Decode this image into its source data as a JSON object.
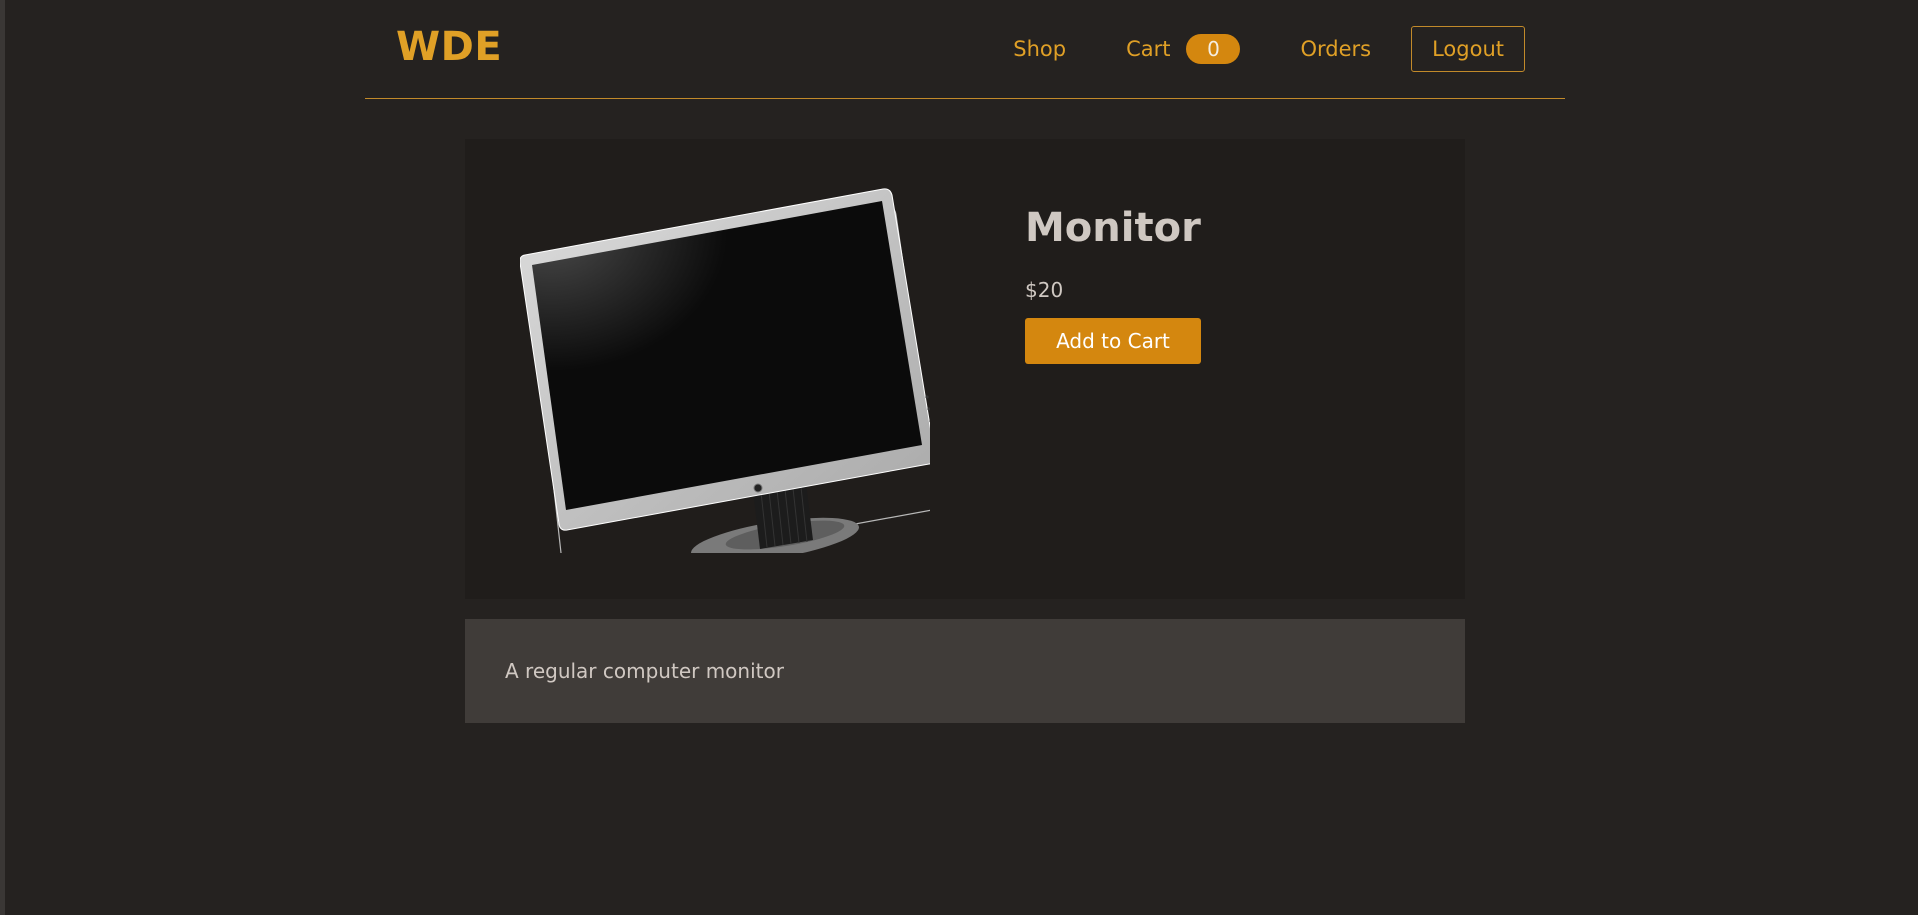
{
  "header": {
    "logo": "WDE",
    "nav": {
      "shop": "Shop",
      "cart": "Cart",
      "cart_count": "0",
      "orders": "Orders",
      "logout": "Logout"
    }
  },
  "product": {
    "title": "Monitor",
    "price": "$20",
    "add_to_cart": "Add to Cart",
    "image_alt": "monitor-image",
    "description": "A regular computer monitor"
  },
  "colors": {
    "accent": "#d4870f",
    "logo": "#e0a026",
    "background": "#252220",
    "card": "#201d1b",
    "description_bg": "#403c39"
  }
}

* * *

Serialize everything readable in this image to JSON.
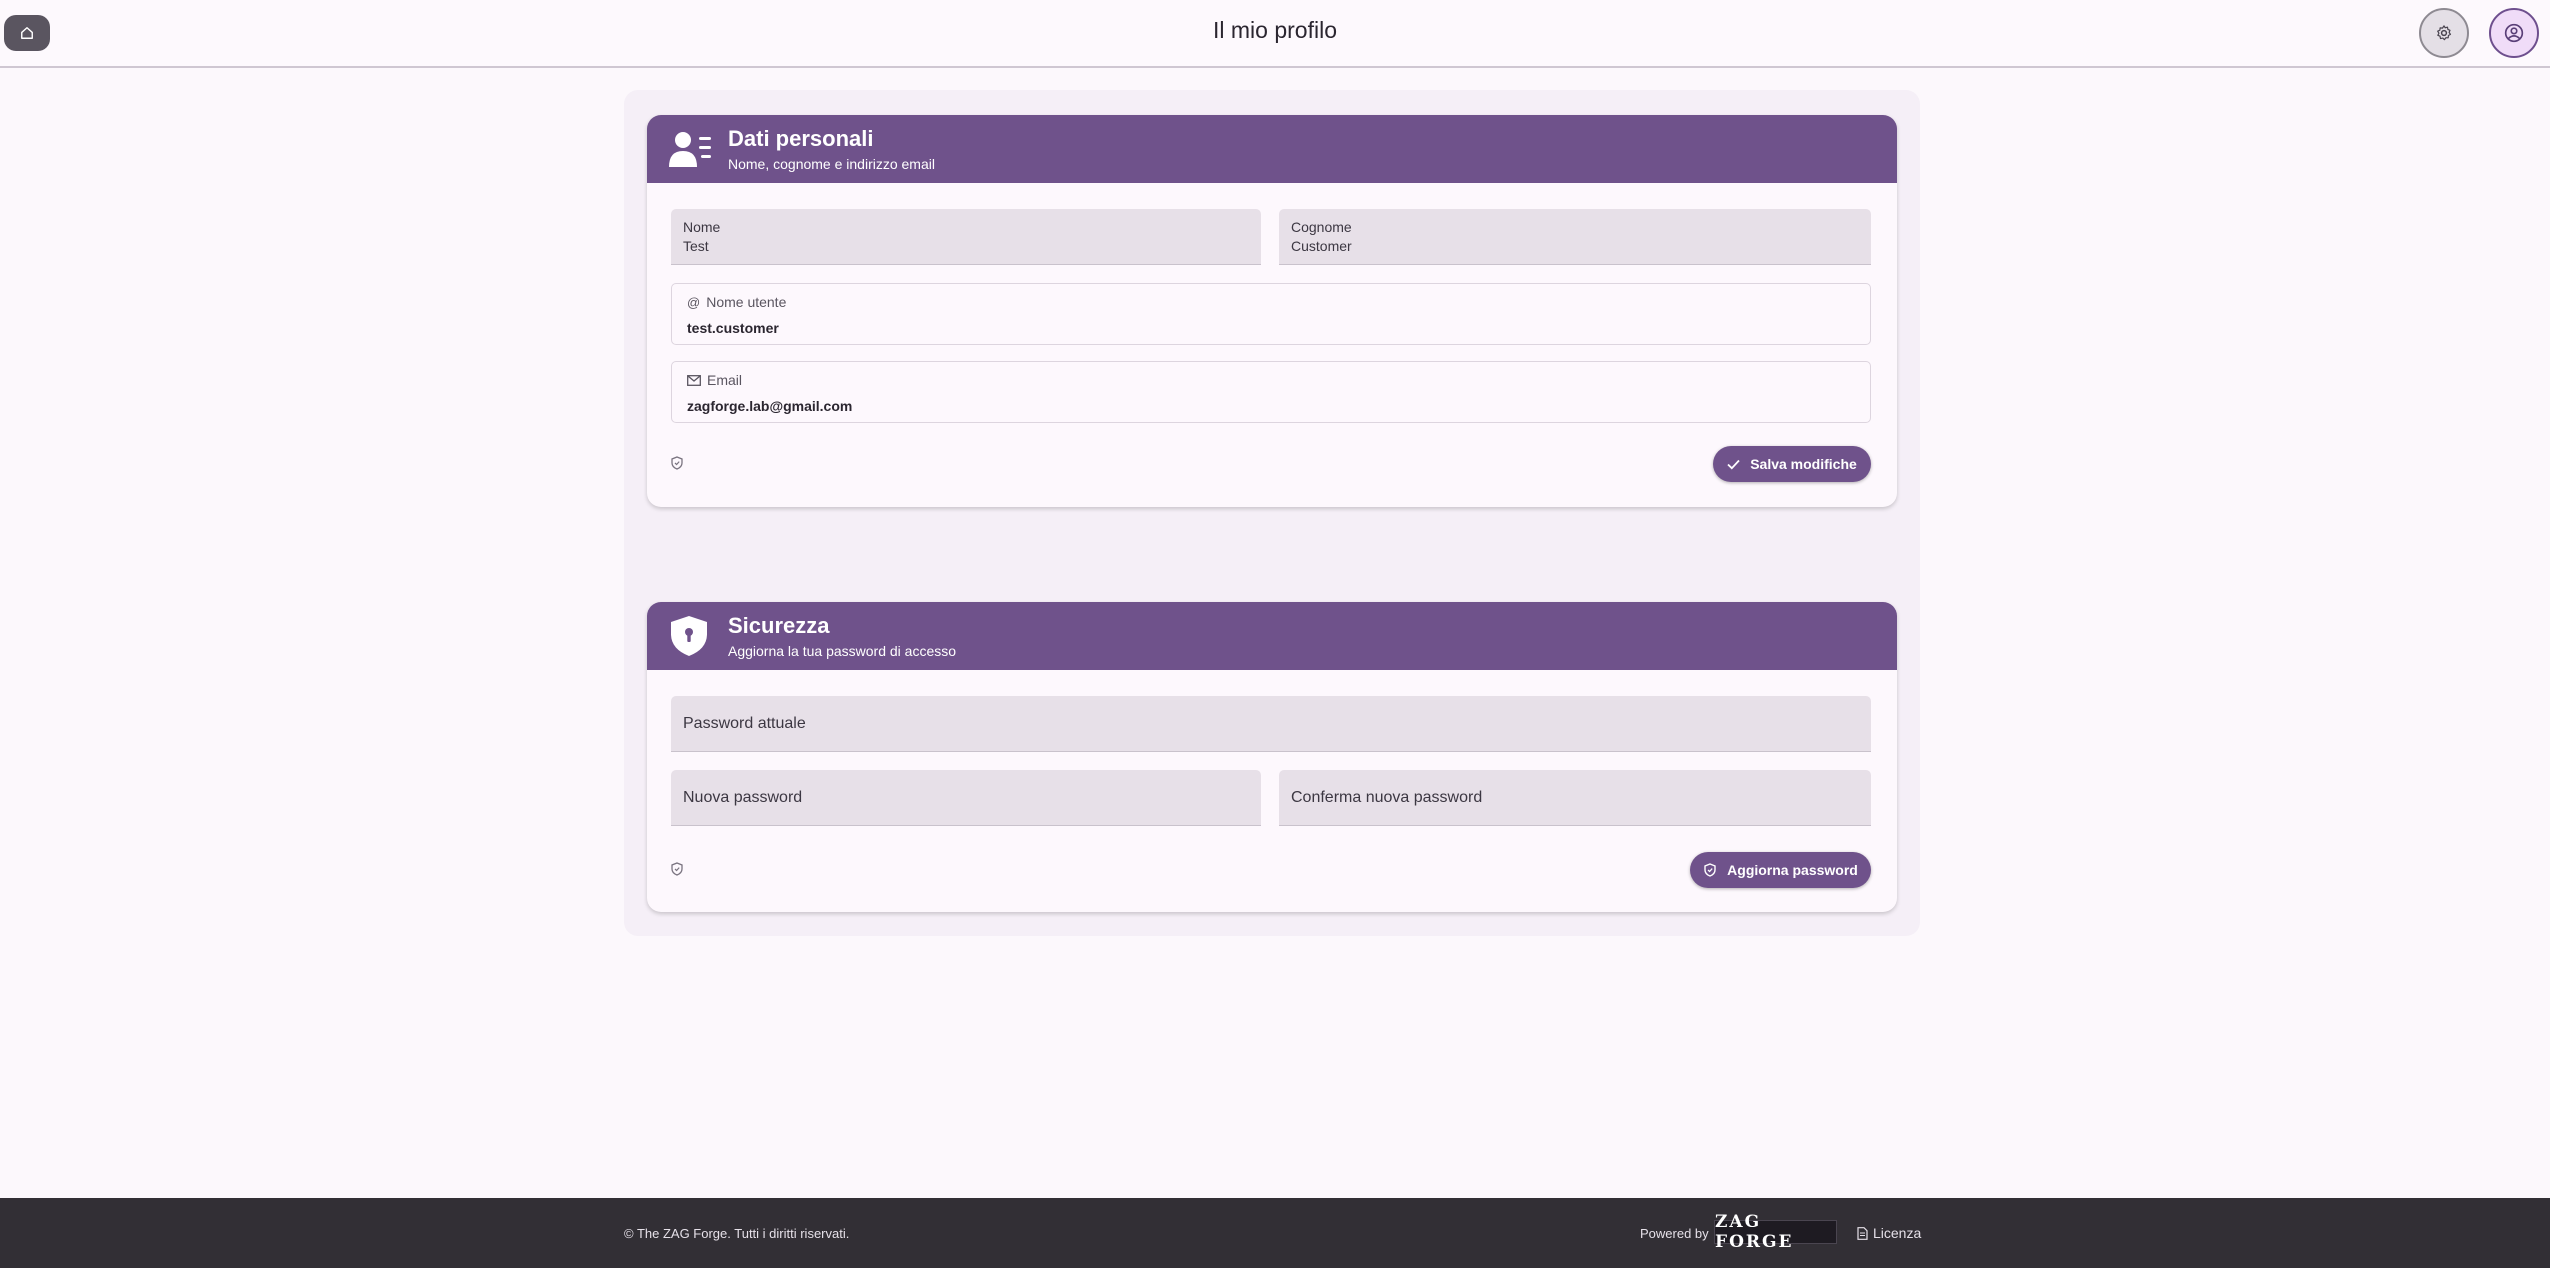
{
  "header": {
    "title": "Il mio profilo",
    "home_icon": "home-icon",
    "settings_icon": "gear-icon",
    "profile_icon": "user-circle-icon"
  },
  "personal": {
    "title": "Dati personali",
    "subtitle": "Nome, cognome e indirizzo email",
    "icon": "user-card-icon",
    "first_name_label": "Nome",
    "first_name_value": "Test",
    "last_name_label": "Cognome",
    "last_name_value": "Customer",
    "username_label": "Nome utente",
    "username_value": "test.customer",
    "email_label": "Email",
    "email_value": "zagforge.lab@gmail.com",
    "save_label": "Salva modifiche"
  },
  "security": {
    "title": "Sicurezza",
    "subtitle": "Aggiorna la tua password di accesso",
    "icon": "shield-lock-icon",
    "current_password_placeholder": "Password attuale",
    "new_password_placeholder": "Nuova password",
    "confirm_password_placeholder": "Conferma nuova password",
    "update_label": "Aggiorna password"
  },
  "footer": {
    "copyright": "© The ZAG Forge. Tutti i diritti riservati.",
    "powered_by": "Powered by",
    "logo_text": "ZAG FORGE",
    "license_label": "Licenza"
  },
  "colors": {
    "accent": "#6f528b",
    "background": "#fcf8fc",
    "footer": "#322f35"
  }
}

● **Task requirements**
Find each line in the records holding the string "image" and show it.

● **Full answer**
Decode this image into its source data as a JSON object.
    "image_alt": "monitor-image",
Serialize everything readable in this image to JSON.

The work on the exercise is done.